Exercise task:
Search the material for "services" and show all lines that contain it.

Dataset content:
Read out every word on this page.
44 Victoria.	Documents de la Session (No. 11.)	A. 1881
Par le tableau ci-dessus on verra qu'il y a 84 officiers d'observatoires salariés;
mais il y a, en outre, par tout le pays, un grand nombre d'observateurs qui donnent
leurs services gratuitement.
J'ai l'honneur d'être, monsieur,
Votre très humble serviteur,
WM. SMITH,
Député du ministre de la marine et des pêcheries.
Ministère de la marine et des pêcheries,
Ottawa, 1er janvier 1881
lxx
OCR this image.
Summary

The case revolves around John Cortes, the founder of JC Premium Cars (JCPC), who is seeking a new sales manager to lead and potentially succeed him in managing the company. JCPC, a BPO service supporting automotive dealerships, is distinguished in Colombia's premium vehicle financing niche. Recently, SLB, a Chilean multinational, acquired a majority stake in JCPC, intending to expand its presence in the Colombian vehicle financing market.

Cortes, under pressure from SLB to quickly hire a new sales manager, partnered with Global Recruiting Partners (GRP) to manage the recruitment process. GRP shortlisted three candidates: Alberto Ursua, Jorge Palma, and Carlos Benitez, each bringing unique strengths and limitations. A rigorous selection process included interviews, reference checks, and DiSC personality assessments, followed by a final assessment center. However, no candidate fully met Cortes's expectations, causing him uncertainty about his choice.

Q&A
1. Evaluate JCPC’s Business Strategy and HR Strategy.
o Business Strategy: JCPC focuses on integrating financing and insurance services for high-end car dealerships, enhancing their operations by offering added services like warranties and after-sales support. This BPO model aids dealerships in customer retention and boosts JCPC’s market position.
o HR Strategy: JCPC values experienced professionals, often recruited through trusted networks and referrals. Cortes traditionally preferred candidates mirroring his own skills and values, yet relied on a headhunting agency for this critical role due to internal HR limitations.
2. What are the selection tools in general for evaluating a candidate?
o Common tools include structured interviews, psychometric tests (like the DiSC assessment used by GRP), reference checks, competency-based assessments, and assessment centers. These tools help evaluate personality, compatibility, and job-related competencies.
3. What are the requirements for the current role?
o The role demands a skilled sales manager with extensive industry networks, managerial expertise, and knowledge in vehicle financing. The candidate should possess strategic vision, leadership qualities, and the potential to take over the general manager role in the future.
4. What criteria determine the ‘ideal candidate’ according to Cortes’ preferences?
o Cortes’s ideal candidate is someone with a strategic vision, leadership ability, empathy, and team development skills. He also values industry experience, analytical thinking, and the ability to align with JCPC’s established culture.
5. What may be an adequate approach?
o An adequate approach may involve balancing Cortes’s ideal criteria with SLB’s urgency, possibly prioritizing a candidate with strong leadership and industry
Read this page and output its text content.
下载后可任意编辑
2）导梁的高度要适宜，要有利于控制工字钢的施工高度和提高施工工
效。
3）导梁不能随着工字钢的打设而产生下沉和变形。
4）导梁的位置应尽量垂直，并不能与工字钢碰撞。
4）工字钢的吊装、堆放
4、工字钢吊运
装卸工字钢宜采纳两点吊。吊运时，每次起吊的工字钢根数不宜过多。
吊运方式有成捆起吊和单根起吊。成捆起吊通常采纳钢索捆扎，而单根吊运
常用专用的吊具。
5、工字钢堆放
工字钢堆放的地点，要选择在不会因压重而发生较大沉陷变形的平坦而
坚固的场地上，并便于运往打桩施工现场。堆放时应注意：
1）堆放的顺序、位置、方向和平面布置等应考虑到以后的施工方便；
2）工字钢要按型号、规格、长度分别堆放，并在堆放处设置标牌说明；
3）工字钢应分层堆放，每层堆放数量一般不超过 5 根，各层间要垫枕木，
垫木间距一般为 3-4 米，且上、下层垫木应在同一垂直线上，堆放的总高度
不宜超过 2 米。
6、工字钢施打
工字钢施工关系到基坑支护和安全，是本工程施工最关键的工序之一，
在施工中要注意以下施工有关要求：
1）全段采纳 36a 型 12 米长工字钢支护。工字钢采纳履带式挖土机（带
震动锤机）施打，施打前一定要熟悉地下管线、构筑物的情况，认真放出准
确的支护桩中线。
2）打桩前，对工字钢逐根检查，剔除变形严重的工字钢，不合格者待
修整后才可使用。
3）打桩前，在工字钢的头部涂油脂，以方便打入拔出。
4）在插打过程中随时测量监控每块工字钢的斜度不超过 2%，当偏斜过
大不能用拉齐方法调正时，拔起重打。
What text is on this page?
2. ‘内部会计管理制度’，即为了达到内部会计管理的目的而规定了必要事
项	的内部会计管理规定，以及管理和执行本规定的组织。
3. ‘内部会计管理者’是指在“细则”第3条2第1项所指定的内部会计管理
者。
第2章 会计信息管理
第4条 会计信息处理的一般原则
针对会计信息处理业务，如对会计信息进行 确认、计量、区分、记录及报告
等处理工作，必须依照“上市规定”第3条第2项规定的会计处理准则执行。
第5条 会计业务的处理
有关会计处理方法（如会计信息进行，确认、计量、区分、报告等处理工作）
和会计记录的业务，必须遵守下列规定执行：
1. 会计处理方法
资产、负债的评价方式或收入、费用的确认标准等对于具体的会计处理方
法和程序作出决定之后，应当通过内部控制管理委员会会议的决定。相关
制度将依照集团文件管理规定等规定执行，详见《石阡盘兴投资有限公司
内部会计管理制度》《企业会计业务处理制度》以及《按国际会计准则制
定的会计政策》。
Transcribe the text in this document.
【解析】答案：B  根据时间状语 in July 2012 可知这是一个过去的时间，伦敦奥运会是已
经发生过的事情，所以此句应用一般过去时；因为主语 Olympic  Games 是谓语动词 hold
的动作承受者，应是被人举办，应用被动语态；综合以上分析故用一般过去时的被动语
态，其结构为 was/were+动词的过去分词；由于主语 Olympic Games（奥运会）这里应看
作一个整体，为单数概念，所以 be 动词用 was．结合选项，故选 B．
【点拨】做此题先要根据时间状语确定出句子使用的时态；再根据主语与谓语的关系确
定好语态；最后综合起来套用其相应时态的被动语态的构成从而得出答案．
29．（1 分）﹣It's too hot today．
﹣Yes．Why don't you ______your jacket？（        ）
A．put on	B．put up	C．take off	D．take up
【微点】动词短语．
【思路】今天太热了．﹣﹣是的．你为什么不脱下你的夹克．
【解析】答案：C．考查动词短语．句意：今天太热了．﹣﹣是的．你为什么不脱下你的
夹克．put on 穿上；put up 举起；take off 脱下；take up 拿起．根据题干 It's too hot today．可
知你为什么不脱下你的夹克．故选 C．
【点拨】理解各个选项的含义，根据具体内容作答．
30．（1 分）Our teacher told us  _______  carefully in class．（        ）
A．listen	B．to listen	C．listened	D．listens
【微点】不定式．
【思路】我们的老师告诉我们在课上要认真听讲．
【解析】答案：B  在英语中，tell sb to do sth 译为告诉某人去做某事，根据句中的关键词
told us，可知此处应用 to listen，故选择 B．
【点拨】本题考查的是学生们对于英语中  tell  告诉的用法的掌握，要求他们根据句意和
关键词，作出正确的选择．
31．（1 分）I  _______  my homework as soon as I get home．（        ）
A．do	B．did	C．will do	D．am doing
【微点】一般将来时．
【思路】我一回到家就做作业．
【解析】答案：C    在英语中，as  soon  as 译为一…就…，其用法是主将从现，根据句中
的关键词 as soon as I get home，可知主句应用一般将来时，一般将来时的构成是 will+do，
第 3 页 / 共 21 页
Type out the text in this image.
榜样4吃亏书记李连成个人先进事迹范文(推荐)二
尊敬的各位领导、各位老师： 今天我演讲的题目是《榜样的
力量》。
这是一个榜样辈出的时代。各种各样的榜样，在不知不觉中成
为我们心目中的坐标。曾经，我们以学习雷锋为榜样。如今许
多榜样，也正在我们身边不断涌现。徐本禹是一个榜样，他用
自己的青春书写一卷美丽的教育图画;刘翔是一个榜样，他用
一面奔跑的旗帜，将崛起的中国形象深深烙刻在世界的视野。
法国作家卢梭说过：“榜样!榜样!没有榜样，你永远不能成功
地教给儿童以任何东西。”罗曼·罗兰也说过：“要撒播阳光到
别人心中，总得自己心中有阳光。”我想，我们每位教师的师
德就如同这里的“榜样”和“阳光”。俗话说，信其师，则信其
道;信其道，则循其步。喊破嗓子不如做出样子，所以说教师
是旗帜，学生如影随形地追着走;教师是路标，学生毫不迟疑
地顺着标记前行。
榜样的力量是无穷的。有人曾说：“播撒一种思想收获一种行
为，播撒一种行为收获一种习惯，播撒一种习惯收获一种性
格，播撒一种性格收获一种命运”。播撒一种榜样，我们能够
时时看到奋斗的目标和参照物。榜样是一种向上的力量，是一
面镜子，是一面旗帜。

Solved exercise:
leurs services gratuitement.
o Business Strategy: JCPC focuses on integrating financing and insurance services for high-end car dealerships, enhancing their operations by offering added services like warranties and after-sales support. This BPO model aids dealerships in customer retention and boosts JCPC’s market position.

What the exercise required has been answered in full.